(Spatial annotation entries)
_ _ _ _ _

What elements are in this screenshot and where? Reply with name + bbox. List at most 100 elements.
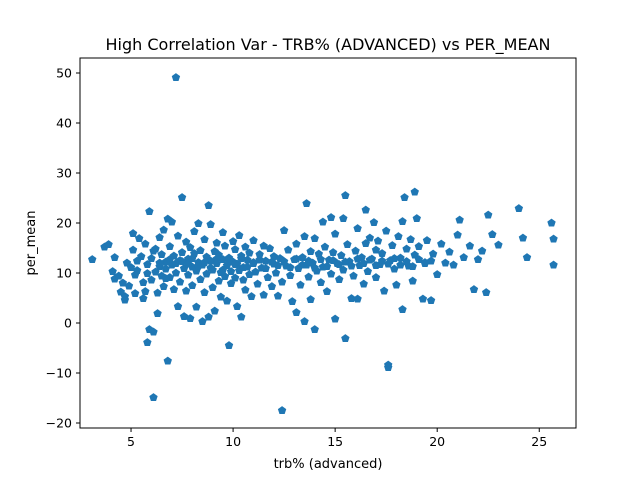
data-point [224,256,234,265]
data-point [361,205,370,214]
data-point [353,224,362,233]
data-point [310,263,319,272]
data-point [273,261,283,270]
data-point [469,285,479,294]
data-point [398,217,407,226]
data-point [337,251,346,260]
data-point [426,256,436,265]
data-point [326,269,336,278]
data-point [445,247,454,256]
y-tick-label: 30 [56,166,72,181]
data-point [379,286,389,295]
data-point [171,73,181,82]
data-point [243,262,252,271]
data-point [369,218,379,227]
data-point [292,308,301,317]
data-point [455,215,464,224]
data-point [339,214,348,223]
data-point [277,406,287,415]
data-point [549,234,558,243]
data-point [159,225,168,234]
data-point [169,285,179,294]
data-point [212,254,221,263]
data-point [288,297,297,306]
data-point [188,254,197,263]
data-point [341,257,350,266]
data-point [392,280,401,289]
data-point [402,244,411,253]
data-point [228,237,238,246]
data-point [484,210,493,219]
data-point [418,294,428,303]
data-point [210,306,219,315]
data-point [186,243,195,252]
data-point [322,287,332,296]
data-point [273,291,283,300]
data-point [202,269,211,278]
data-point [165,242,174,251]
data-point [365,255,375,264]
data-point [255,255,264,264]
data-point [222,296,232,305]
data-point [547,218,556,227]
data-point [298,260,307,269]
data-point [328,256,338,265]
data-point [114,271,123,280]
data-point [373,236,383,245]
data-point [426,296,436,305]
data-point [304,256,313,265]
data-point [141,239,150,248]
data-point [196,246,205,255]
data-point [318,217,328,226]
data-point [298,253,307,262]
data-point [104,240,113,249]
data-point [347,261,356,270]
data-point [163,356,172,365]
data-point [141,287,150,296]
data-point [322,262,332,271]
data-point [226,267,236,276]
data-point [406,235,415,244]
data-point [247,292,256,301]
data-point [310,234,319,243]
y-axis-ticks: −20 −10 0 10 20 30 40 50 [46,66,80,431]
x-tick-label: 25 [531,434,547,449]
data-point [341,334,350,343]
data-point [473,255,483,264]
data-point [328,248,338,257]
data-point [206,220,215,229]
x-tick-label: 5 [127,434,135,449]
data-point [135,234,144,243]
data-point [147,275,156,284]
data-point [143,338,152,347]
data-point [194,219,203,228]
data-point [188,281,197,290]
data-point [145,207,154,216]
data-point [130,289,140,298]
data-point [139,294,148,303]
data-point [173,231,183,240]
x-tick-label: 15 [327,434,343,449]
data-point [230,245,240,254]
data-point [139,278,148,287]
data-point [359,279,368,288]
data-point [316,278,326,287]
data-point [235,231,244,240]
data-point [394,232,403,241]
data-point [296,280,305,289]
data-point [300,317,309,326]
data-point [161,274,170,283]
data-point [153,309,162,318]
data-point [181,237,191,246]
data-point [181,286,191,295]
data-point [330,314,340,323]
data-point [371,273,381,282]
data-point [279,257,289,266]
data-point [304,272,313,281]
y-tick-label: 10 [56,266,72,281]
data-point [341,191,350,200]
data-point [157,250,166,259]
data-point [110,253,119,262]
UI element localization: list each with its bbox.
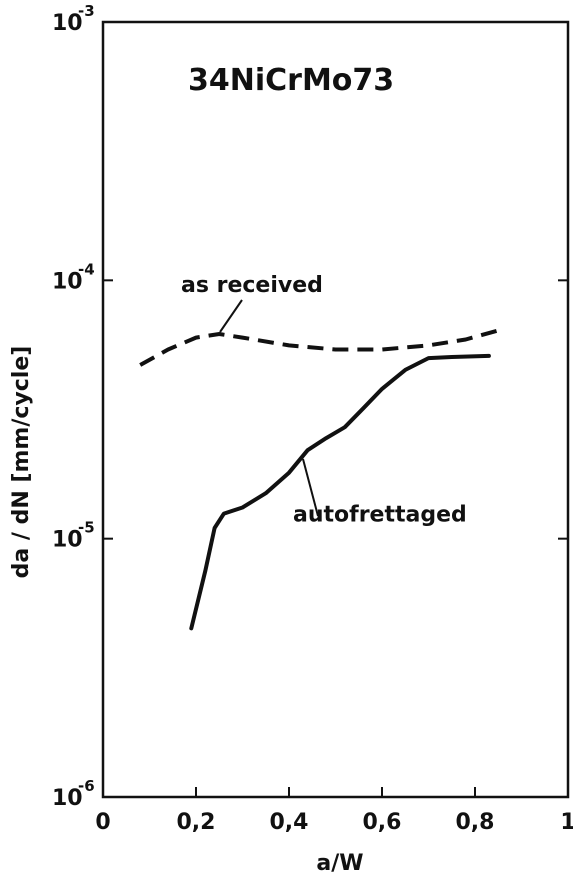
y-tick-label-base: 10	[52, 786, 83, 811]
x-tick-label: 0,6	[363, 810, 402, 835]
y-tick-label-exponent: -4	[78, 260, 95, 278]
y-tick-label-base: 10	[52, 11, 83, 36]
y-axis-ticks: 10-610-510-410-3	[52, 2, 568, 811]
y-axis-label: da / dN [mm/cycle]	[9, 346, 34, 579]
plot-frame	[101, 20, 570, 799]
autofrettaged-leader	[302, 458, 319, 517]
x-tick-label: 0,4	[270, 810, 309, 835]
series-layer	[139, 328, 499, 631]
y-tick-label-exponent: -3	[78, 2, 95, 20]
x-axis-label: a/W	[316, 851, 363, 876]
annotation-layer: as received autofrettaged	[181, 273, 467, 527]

_ _ _ _ _

Lay out as a JSON list of strings, one string per line and with blank lines omitted, the lines from the one containing "data-point [224,256,234,265]" through the one containing "data-point [292,308,301,317]", both included.

[
  "data-point [224,256,234,265]",
  "data-point [361,205,370,214]",
  "data-point [353,224,362,233]",
  "data-point [310,263,319,272]",
  "data-point [273,261,283,270]",
  "data-point [469,285,479,294]",
  "data-point [398,217,407,226]",
  "data-point [337,251,346,260]",
  "data-point [426,256,436,265]",
  "data-point [326,269,336,278]",
  "data-point [445,247,454,256]",
  "y-tick-label: 30 [56,166,72,181]",
  "data-point [379,286,389,295]",
  "data-point [171,73,181,82]",
  "data-point [243,262,252,271]",
  "data-point [369,218,379,227]",
  "data-point [292,308,301,317]"
]